*** PROVIDED MATERIAL

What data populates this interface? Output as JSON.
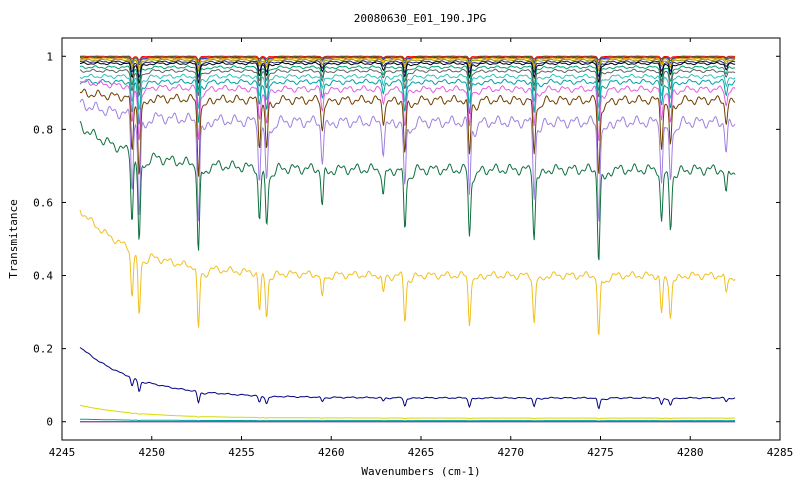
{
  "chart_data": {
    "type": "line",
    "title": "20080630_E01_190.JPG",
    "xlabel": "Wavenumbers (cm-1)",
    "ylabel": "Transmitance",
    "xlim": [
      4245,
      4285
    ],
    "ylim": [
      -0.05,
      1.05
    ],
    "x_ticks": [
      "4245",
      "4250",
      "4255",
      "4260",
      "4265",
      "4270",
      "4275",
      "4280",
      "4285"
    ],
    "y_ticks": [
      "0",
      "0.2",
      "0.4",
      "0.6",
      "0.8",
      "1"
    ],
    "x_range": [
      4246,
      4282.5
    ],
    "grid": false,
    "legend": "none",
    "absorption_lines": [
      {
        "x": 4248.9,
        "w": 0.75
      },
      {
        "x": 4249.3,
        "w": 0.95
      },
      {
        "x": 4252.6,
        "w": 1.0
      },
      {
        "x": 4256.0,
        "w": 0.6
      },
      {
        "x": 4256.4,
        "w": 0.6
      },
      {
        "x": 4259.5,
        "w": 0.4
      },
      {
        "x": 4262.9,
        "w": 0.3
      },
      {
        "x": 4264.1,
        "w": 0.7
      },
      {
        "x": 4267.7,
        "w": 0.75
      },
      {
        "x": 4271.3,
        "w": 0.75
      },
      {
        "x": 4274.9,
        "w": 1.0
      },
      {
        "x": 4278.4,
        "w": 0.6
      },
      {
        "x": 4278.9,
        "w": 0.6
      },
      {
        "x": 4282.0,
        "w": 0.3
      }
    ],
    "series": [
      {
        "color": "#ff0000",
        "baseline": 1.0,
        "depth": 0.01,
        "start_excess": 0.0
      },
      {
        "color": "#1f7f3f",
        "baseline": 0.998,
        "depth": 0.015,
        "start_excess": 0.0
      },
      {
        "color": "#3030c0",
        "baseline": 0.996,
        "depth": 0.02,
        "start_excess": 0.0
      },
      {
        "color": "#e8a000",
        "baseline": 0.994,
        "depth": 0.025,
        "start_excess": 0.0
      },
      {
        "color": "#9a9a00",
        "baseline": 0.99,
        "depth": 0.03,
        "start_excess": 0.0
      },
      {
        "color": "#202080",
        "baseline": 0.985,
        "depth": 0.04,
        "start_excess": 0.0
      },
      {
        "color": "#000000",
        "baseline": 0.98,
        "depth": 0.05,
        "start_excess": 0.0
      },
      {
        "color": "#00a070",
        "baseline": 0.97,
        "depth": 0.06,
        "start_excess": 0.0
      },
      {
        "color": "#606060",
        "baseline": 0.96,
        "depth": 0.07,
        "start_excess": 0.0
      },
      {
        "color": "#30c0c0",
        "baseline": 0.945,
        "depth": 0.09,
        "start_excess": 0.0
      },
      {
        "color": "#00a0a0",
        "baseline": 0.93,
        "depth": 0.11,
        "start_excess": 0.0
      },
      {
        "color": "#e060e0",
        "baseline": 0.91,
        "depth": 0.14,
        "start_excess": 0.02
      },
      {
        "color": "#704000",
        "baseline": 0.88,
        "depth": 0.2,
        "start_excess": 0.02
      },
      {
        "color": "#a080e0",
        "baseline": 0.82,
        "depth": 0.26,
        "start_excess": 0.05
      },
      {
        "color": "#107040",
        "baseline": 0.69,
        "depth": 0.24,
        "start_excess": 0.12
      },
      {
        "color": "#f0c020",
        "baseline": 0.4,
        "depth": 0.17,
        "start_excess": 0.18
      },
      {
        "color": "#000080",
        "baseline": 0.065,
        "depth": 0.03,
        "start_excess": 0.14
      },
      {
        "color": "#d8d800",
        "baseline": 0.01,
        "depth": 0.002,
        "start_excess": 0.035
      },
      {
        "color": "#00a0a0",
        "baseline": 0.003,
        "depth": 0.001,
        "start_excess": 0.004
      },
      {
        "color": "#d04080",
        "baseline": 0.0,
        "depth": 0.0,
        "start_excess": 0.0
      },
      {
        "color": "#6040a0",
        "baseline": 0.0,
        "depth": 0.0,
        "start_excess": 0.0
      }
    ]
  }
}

******

GOAL OF THE EXERCISE = With the pictures left out, transcribe the material exactly.

CORRECT RESULT =
What data populates this interface? Output as JSON.
{
  "chart_data": {
    "type": "line",
    "title": "20080630_E01_190.JPG",
    "xlabel": "Wavenumbers (cm-1)",
    "ylabel": "Transmitance",
    "xlim": [
      4245,
      4285
    ],
    "ylim": [
      -0.05,
      1.05
    ],
    "x_ticks": [
      "4245",
      "4250",
      "4255",
      "4260",
      "4265",
      "4270",
      "4275",
      "4280",
      "4285"
    ],
    "y_ticks": [
      "0",
      "0.2",
      "0.4",
      "0.6",
      "0.8",
      "1"
    ],
    "x_range": [
      4246,
      4282.5
    ],
    "grid": false,
    "legend": "none",
    "absorption_lines": [
      {
        "x": 4248.9,
        "w": 0.75
      },
      {
        "x": 4249.3,
        "w": 0.95
      },
      {
        "x": 4252.6,
        "w": 1.0
      },
      {
        "x": 4256.0,
        "w": 0.6
      },
      {
        "x": 4256.4,
        "w": 0.6
      },
      {
        "x": 4259.5,
        "w": 0.4
      },
      {
        "x": 4262.9,
        "w": 0.3
      },
      {
        "x": 4264.1,
        "w": 0.7
      },
      {
        "x": 4267.7,
        "w": 0.75
      },
      {
        "x": 4271.3,
        "w": 0.75
      },
      {
        "x": 4274.9,
        "w": 1.0
      },
      {
        "x": 4278.4,
        "w": 0.6
      },
      {
        "x": 4278.9,
        "w": 0.6
      },
      {
        "x": 4282.0,
        "w": 0.3
      }
    ],
    "series": [
      {
        "color": "#ff0000",
        "baseline": 1.0,
        "depth": 0.01,
        "start_excess": 0.0
      },
      {
        "color": "#1f7f3f",
        "baseline": 0.998,
        "depth": 0.015,
        "start_excess": 0.0
      },
      {
        "color": "#3030c0",
        "baseline": 0.996,
        "depth": 0.02,
        "start_excess": 0.0
      },
      {
        "color": "#e8a000",
        "baseline": 0.994,
        "depth": 0.025,
        "start_excess": 0.0
      },
      {
        "color": "#9a9a00",
        "baseline": 0.99,
        "depth": 0.03,
        "start_excess": 0.0
      },
      {
        "color": "#202080",
        "baseline": 0.985,
        "depth": 0.04,
        "start_excess": 0.0
      },
      {
        "color": "#000000",
        "baseline": 0.98,
        "depth": 0.05,
        "start_excess": 0.0
      },
      {
        "color": "#00a070",
        "baseline": 0.97,
        "depth": 0.06,
        "start_excess": 0.0
      },
      {
        "color": "#606060",
        "baseline": 0.96,
        "depth": 0.07,
        "start_excess": 0.0
      },
      {
        "color": "#30c0c0",
        "baseline": 0.945,
        "depth": 0.09,
        "start_excess": 0.0
      },
      {
        "color": "#00a0a0",
        "baseline": 0.93,
        "depth": 0.11,
        "start_excess": 0.0
      },
      {
        "color": "#e060e0",
        "baseline": 0.91,
        "depth": 0.14,
        "start_excess": 0.02
      },
      {
        "color": "#704000",
        "baseline": 0.88,
        "depth": 0.2,
        "start_excess": 0.02
      },
      {
        "color": "#a080e0",
        "baseline": 0.82,
        "depth": 0.26,
        "start_excess": 0.05
      },
      {
        "color": "#107040",
        "baseline": 0.69,
        "depth": 0.24,
        "start_excess": 0.12
      },
      {
        "color": "#f0c020",
        "baseline": 0.4,
        "depth": 0.17,
        "start_excess": 0.18
      },
      {
        "color": "#000080",
        "baseline": 0.065,
        "depth": 0.03,
        "start_excess": 0.14
      },
      {
        "color": "#d8d800",
        "baseline": 0.01,
        "depth": 0.002,
        "start_excess": 0.035
      },
      {
        "color": "#00a0a0",
        "baseline": 0.003,
        "depth": 0.001,
        "start_excess": 0.004
      },
      {
        "color": "#d04080",
        "baseline": 0.0,
        "depth": 0.0,
        "start_excess": 0.0
      },
      {
        "color": "#6040a0",
        "baseline": 0.0,
        "depth": 0.0,
        "start_excess": 0.0
      }
    ]
  }
}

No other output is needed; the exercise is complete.